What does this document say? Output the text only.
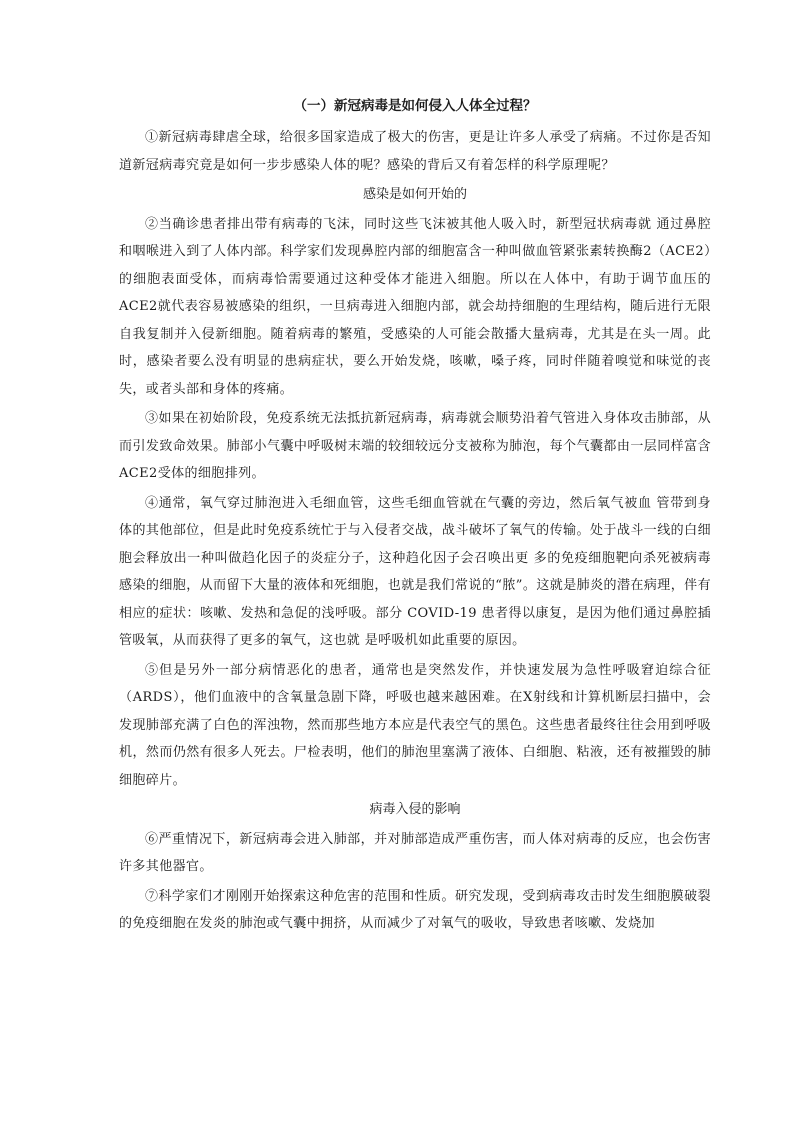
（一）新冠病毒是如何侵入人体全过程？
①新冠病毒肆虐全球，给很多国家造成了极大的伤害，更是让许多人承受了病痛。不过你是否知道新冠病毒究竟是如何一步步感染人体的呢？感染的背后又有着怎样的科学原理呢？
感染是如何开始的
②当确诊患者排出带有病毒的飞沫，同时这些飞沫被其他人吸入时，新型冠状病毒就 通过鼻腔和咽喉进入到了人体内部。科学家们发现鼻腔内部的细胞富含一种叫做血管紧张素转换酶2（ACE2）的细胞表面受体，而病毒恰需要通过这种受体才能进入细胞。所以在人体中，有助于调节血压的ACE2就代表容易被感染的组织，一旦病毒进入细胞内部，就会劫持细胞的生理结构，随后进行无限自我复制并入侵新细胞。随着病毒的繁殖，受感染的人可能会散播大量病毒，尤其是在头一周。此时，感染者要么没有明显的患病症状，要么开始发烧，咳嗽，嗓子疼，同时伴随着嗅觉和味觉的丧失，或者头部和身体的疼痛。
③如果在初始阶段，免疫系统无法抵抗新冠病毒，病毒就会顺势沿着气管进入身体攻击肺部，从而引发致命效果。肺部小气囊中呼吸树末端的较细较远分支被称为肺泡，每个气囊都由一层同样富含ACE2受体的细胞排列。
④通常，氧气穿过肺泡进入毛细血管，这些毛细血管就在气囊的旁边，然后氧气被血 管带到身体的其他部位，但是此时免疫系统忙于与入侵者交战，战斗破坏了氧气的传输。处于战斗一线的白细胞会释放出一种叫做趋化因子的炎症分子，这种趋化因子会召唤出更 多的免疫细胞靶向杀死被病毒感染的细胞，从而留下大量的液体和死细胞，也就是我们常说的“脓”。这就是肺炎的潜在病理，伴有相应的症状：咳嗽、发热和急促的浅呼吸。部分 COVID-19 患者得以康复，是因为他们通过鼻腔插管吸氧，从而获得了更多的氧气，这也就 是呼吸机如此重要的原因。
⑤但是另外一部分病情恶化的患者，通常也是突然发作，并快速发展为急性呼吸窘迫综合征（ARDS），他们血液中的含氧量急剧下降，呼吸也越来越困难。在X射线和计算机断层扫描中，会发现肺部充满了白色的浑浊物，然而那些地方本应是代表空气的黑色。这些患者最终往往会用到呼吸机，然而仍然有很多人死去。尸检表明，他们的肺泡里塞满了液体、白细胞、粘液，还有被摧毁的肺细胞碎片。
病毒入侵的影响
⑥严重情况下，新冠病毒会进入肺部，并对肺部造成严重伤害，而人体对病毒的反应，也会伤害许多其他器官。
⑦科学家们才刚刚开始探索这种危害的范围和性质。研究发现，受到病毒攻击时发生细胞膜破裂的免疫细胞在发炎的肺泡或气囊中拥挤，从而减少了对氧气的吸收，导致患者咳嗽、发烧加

■ ■ ■ ■ ■ ■ ■

TASK GOAL –
Transcribe all the lines above exactly, apart from the pictures.

THE RESULT –
What does this document say? Output the text only.
（一）新冠病毒是如何侵入人体全过程？
①新冠病毒肆虐全球，给很多国家造成了极大的伤害，更是让许多人承受了病痛。不过你是否知道新冠病毒究竟是如何一步步感染人体的呢？感染的背后又有着怎样的科学原理呢？
感染是如何开始的
②当确诊患者排出带有病毒的飞沫，同时这些飞沫被其他人吸入时，新型冠状病毒就 通过鼻腔和咽喉进入到了人体内部。科学家们发现鼻腔内部的细胞富含一种叫做血管紧张素转换酶2（ACE2）的细胞表面受体，而病毒恰需要通过这种受体才能进入细胞。所以在人体中，有助于调节血压的ACE2就代表容易被感染的组织，一旦病毒进入细胞内部，就会劫持细胞的生理结构，随后进行无限自我复制并入侵新细胞。随着病毒的繁殖，受感染的人可能会散播大量病毒，尤其是在头一周。此时，感染者要么没有明显的患病症状，要么开始发烧，咳嗽，嗓子疼，同时伴随着嗅觉和味觉的丧失，或者头部和身体的疼痛。
③如果在初始阶段，免疫系统无法抵抗新冠病毒，病毒就会顺势沿着气管进入身体攻击肺部，从而引发致命效果。肺部小气囊中呼吸树末端的较细较远分支被称为肺泡，每个气囊都由一层同样富含ACE2受体的细胞排列。
④通常，氧气穿过肺泡进入毛细血管，这些毛细血管就在气囊的旁边，然后氧气被血 管带到身体的其他部位，但是此时免疫系统忙于与入侵者交战，战斗破坏了氧气的传输。处于战斗一线的白细胞会释放出一种叫做趋化因子的炎症分子，这种趋化因子会召唤出更 多的免疫细胞靶向杀死被病毒感染的细胞，从而留下大量的液体和死细胞，也就是我们常说的“脓”。这就是肺炎的潜在病理，伴有相应的症状：咳嗽、发热和急促的浅呼吸。部分 COVID-19 患者得以康复，是因为他们通过鼻腔插管吸氧，从而获得了更多的氧气，这也就 是呼吸机如此重要的原因。
⑤但是另外一部分病情恶化的患者，通常也是突然发作，并快速发展为急性呼吸窘迫综合征（ARDS），他们血液中的含氧量急剧下降，呼吸也越来越困难。在X射线和计算机断层扫描中，会发现肺部充满了白色的浑浊物，然而那些地方本应是代表空气的黑色。这些患者最终往往会用到呼吸机，然而仍然有很多人死去。尸检表明，他们的肺泡里塞满了液体、白细胞、粘液，还有被摧毁的肺细胞碎片。
病毒入侵的影响
⑥严重情况下，新冠病毒会进入肺部，并对肺部造成严重伤害，而人体对病毒的反应，也会伤害许多其他器官。
⑦科学家们才刚刚开始探索这种危害的范围和性质。研究发现，受到病毒攻击时发生细胞膜破裂的免疫细胞在发炎的肺泡或气囊中拥挤，从而减少了对氧气的吸收，导致患者咳嗽、发烧加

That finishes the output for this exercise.